Records from a data collection:
§
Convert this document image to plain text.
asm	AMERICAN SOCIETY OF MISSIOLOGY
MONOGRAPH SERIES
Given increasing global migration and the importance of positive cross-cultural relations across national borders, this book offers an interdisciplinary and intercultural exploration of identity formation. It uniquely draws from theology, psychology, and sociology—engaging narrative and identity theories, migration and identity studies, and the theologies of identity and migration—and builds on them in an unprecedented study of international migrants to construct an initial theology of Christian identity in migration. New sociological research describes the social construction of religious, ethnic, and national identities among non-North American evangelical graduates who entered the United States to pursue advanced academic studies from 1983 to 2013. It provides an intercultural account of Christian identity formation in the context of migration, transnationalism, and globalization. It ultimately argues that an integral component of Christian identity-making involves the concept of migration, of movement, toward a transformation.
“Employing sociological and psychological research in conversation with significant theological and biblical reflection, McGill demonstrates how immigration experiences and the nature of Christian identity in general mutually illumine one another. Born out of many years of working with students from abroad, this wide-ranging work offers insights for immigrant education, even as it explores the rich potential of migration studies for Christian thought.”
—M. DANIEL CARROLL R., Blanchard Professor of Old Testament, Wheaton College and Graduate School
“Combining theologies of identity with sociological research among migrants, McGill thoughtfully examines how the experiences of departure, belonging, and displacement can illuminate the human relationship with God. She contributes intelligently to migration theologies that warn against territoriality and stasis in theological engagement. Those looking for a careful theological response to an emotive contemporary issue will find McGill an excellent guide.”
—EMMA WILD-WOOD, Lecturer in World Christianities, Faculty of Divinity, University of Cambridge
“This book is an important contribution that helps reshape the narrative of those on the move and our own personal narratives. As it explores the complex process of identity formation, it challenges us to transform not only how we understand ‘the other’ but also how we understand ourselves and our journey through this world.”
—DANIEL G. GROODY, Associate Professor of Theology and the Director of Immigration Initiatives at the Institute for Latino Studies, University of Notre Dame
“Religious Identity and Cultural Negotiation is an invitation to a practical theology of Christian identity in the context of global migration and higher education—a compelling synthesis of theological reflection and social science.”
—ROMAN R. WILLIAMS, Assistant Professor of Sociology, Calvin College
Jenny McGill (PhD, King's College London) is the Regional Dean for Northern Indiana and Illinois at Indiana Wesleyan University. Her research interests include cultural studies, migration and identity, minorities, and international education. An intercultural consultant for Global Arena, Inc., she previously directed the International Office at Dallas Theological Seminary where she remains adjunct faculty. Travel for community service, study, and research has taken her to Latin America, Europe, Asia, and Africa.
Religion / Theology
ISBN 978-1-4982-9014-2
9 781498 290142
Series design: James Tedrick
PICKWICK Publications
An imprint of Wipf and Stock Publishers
§
Exercise prompt:
In the entries above, locate every line with the word "this" and copy it.

Task solution:
Convert this document image to plain text.
Given increasing global migration and the importance of positive cross-cultural relations across national borders, this book offers an interdisciplinary and intercultural exploration of identity formation. It uniquely draws from theology, psychology, and sociology—engaging narrative and identity theories, migration and identity studies, and the theologies of identity and migration—and builds on them in an unprecedented study of international migrants to construct an initial theology of Christian identity in migration. New sociological research describes the social construction of religious, ethnic, and national identities among non-North American evangelical graduates who entered the United States to pursue advanced academic studies from 1983 to 2013. It provides an intercultural account of Christian identity formation in the context of migration, transnationalism, and globalization. It ultimately argues that an integral component of Christian identity-making involves the concept of migration, of movement, toward a transformation.
“Employing sociological and psychological research in conversation with significant theological and biblical reflection, McGill demonstrates how immigration experiences and the nature of Christian identity in general mutually illumine one another. Born out of many years of working with students from abroad, this wide-ranging work offers insights for immigrant education, even as it explores the rich potential of migration studies for Christian thought.”
“This book is an important contribution that helps reshape the narrative of those on the move and our own personal narratives. As it explores the complex process of identity formation, it challenges us to transform not only how we understand ‘the other’ but also how we understand ourselves and our journey through this world.”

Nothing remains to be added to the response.